(Records contained in a dataset)

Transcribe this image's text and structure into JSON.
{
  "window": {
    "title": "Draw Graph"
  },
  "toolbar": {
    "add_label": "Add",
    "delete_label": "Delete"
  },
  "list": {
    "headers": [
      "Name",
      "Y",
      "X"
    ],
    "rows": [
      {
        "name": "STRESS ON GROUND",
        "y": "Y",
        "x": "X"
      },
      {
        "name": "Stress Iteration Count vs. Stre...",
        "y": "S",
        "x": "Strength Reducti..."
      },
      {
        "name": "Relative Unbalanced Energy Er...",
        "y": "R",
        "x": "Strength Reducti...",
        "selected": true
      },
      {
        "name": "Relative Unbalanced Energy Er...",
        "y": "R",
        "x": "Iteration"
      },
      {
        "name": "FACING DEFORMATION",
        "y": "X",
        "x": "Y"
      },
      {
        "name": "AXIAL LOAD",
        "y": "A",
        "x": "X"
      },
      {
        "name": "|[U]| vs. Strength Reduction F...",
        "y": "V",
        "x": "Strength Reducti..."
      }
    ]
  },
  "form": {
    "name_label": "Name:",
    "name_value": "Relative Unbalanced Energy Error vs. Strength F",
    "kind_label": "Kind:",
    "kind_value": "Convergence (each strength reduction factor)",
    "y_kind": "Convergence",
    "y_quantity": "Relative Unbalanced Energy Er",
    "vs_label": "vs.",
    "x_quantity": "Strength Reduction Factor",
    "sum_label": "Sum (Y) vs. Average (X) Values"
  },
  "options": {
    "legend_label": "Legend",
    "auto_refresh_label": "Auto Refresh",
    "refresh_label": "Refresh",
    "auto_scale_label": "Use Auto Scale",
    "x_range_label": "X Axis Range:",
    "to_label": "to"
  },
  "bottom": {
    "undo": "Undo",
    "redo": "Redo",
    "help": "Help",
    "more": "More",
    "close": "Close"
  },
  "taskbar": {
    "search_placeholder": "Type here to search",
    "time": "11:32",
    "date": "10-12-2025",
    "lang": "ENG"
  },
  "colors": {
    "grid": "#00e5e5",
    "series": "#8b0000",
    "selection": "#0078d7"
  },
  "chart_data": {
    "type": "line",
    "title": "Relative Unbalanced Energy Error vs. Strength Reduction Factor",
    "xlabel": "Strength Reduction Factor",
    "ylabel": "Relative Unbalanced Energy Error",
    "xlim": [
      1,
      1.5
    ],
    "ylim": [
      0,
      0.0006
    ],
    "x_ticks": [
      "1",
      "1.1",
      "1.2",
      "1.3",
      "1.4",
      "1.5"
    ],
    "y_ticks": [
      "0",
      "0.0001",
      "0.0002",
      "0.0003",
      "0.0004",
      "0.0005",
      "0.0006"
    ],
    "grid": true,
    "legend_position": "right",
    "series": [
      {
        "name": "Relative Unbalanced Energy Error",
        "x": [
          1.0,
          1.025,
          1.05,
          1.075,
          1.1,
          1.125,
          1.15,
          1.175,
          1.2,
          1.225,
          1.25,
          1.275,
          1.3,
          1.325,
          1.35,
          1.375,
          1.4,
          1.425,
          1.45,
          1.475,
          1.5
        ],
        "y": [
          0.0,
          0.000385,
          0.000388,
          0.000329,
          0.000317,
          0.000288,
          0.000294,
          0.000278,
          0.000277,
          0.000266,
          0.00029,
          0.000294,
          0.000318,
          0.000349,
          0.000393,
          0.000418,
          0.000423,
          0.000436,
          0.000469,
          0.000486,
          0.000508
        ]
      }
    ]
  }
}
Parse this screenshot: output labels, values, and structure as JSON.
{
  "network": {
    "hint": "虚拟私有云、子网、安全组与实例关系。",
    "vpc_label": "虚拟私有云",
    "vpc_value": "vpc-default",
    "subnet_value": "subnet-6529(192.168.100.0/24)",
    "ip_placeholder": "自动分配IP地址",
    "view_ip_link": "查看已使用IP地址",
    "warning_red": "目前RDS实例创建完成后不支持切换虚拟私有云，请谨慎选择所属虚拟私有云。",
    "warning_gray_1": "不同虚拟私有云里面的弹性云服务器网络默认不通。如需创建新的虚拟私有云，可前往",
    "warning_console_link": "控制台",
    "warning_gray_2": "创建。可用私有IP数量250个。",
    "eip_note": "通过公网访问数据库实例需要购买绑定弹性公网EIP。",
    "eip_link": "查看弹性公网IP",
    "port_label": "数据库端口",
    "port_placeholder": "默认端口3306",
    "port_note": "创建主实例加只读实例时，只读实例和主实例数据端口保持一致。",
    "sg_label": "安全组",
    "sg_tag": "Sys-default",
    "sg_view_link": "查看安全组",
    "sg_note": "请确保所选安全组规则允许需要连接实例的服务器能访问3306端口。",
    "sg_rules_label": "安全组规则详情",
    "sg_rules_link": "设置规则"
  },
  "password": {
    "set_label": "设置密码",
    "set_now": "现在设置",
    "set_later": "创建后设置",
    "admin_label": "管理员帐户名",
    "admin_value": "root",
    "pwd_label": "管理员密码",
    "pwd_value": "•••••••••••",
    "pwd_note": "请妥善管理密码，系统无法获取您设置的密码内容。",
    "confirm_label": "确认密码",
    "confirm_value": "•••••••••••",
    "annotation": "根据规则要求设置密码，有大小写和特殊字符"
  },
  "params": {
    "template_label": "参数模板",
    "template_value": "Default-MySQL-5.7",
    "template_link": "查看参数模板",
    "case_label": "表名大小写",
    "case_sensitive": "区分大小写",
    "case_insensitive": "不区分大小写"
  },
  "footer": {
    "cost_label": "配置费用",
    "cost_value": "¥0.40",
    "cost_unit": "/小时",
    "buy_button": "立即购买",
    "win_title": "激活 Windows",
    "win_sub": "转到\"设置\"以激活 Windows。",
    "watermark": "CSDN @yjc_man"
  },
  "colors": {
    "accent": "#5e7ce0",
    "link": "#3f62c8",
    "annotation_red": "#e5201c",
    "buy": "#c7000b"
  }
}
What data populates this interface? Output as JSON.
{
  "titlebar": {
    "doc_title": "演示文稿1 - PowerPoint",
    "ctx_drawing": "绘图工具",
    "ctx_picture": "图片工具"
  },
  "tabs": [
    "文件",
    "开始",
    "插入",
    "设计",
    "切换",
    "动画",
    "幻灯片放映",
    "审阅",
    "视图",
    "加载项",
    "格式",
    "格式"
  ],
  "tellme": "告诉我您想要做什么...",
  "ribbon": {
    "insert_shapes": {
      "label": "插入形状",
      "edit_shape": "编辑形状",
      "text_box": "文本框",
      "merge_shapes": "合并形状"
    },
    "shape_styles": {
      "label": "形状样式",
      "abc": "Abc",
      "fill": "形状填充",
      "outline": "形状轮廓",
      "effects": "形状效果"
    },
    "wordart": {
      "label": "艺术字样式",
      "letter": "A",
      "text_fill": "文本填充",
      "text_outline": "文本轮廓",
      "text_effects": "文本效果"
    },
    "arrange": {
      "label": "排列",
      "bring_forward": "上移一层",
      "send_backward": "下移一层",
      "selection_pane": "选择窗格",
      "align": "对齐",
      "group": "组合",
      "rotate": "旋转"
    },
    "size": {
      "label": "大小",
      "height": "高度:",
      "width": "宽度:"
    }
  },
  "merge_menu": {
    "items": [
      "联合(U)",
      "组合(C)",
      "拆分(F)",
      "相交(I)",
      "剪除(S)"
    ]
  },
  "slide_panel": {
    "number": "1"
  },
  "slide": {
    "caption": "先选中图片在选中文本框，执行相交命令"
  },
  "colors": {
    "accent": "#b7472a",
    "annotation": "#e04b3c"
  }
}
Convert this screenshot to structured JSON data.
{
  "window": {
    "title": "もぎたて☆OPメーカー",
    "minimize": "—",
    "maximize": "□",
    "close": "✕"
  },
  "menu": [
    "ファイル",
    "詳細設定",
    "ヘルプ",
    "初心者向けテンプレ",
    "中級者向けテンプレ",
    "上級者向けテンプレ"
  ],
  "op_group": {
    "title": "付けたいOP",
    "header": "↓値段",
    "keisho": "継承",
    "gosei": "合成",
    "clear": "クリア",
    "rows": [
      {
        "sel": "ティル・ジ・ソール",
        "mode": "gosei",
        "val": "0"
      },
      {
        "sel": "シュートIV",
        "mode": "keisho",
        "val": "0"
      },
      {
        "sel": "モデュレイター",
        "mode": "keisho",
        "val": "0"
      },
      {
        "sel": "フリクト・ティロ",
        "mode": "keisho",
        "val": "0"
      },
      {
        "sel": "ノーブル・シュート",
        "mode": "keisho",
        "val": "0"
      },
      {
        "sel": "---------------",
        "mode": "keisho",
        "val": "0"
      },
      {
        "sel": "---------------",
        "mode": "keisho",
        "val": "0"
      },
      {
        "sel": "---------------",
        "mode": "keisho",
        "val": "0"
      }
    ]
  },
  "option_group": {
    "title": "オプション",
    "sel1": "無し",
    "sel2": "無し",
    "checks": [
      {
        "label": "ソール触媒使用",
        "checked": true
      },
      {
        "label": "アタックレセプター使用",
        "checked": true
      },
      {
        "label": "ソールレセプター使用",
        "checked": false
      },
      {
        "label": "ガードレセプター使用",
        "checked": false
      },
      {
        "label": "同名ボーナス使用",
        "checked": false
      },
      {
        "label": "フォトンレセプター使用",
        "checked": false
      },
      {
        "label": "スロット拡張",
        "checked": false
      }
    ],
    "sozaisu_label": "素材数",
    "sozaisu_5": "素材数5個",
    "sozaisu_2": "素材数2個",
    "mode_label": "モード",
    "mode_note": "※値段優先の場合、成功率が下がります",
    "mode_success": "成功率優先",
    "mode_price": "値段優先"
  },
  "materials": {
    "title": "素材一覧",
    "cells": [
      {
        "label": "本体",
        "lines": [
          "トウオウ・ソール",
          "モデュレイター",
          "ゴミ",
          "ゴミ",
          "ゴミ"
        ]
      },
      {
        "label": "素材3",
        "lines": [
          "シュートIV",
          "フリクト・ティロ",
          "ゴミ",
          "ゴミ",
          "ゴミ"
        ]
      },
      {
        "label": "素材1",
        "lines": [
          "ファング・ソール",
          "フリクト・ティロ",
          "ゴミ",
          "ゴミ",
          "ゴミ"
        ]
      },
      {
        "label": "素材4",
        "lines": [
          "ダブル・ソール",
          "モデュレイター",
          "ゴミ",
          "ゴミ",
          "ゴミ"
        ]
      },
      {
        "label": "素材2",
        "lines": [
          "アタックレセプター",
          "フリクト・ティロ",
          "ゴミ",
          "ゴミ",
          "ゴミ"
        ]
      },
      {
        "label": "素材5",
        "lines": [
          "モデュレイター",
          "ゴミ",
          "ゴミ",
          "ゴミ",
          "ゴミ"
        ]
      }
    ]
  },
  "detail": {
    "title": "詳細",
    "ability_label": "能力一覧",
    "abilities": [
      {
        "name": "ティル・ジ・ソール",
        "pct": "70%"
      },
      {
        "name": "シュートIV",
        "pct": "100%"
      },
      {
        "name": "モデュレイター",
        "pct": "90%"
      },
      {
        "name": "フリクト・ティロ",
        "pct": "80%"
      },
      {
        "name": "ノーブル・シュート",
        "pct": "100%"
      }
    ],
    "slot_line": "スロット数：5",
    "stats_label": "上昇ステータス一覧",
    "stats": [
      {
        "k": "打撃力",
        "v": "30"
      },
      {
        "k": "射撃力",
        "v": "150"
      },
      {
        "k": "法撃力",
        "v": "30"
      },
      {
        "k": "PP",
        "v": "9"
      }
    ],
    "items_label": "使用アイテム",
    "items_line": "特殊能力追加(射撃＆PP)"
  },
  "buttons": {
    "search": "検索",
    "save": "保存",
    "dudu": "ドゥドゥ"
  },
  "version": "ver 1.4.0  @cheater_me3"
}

REQUIRED TASK.
Which lines above contain the word "search"? Copy each of them.

TASK OUTPUT.
    "search_placeholder": "Type here to search",
    "search": "検索",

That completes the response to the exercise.